## start PROVIDED RECORDS
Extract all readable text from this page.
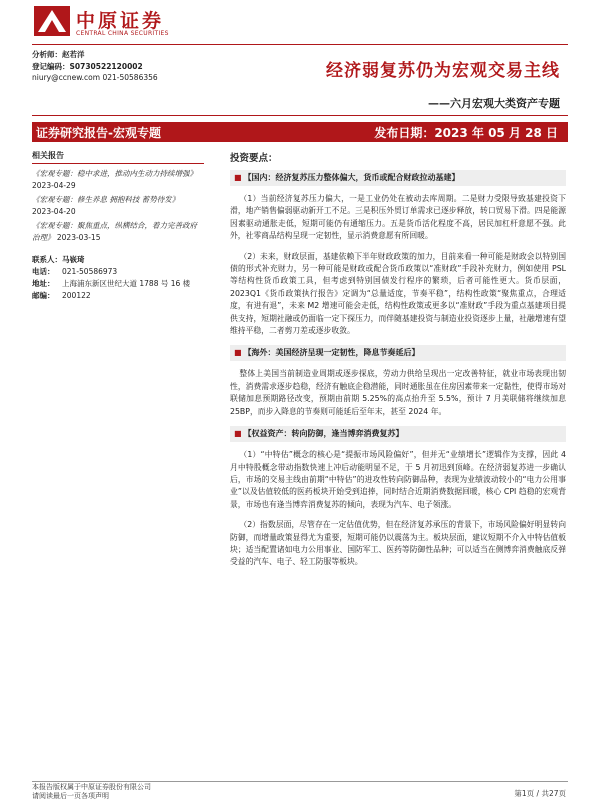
中原证券
CENTRAL CHINA SECURITIES
分析师：赵若洋
登记编码：S0730522120002
niury@ccnew.com 021-50586356	经济弱复苏仍为宏观交易主线
——六月宏观大类资产专题
证券研究报告-宏观专题	发布日期：2023 年 05 月 28 日
相关报告
《宏观专题：稳中求进，推动内生动力持续增强》 2023-04-29
《宏观专题：修生养息 拥抱科技 蓄势待发》
2023-04-20
《宏观专题：聚焦重点，纵横结合，着力完善政府治理》 2023-03-15
联系人： 马嵚琦
电话：	021-50586973
地址：	上海浦东新区世纪大道 1788 号 16 楼
邮编：	200122
投资要点：
■ 【国内：经济复苏压力整体偏大，货币或配合财政拉动基建】

（1）当前经济复苏压力偏大，一是工业仍处在被动去库周期。二是财力受限导致基建投资下滑，地产销售偏弱驱动新开工不足。三是积压外贸订单需求已逐步释放，转口贸易下滑。四是能源因素驱动通胀走低，短期可能仍有通缩压力。五是货币活化程度不高，居民加杠杆意愿不强。此外，社零商品结构呈现一定韧性，显示消费意愿有所回暖。

（2）未来，财政层面，基建依赖下半年财政政策的加力，目前来看一种可能是财政会以特别国债的形式补充财力，另一种可能是财政或配合货币政策以“准财政”手段补充财力，例如使用 PSL 等结构性货币政策工具，但考虑到特别国债发行程序的繁琐，后者可能性更大。货币层面，2023Q1《货币政策执行报告》定调为“总量适度，节奏平稳”，结构性政策“聚焦重点，合理适度，有进有退”，未来 M2 增速可能会走低，结构性政策或更多以“准财政”手段为重点基建项目提供支持，短期社融或仍面临一定下探压力，而伴随基建投资与制造业投资逐步上量，社融增速有望维持平稳，二者剪刀差或逐步收敛。

■ 【海外：美国经济呈现一定韧性，降息节奏延后】

整体上美国当前制造业周期或逐步探底，劳动力供给呈现出一定改善特征，就业市场表现出韧性，消费需求逐步趋稳，经济有触底企稳潜能，同时通胀虽在住房因素带来一定黏性，使得市场对联储加息预期路径改变，预期由前期 5.25%的高点抬升至 5.5%，预计 7 月美联储将继续加息 25BP，而步入降息的节奏则可能延后至年末，甚至 2024 年。

■ 【权益资产：转向防御，逢当博弈消费复苏】

（1）“中特估”概念的核心是“提振市场风险偏好”，但并无“业绩增长”逻辑作为支撑，因此 4 月中特股概念带动指数快速上冲后动能明显不足，于 5 月初迅到顶峰。在经济弱复苏进一步确认后，市场的交易主线由前期“中特估”的进攻性转向防御品种，表现为业绩波动较小的“电力公用事业”以及估值较低的医药板块开始受到追捧，同时结合近期消费数据回暖，核心 CPI 趋稳的宏观背景，市场也有逢当博弈消费复苏的倾向，表现为汽车、电子领涨。

（2）指数层面，尽管存在一定估值优势，但在经济复苏承压的背景下，市场风险偏好明显转向防御，而增量政策显得尤为重要，短期可能仍以震荡为主。板块层面，建议短期不介入中特估值板块；适当配置诸如电力公用事业、国防军工、医药等防御性品种；可以适当在侧博弈消费触底反弹受益的汽车、电子、轻工防服等板块。

本报告版权属于中原证券股份有限公司
请阅读最后一页各项声明	第1页 / 共27页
## end PROVIDED RECORDS
*WORK TO BE COMPLETED*: Pick every line with "聚焦重点" in it and copy it.

*RESULT FOR THIS TASK*:
《宏观专题：聚焦重点，纵横结合，着力完善政府治理》 2023-03-15
（2）未来，财政层面，基建依赖下半年财政政策的加力，目前来看一种可能是财政会以特别国债的形式补充财力，另一种可能是财政或配合货币政策以“准财政”手段补充财力，例如使用 PSL 等结构性货币政策工具，但考虑到特别国债发行程序的繁琐，后者可能性更大。货币层面，2023Q1《货币政策执行报告》定调为“总量适度，节奏平稳”，结构性政策“聚焦重点，合理适度，有进有退”，未来 M2 增速可能会走低，结构性政策或更多以“准财政”手段为重点基建项目提供支持，短期社融或仍面临一定下探压力，而伴随基建投资与制造业投资逐步上量，社融增速有望维持平稳，二者剪刀差或逐步收敛。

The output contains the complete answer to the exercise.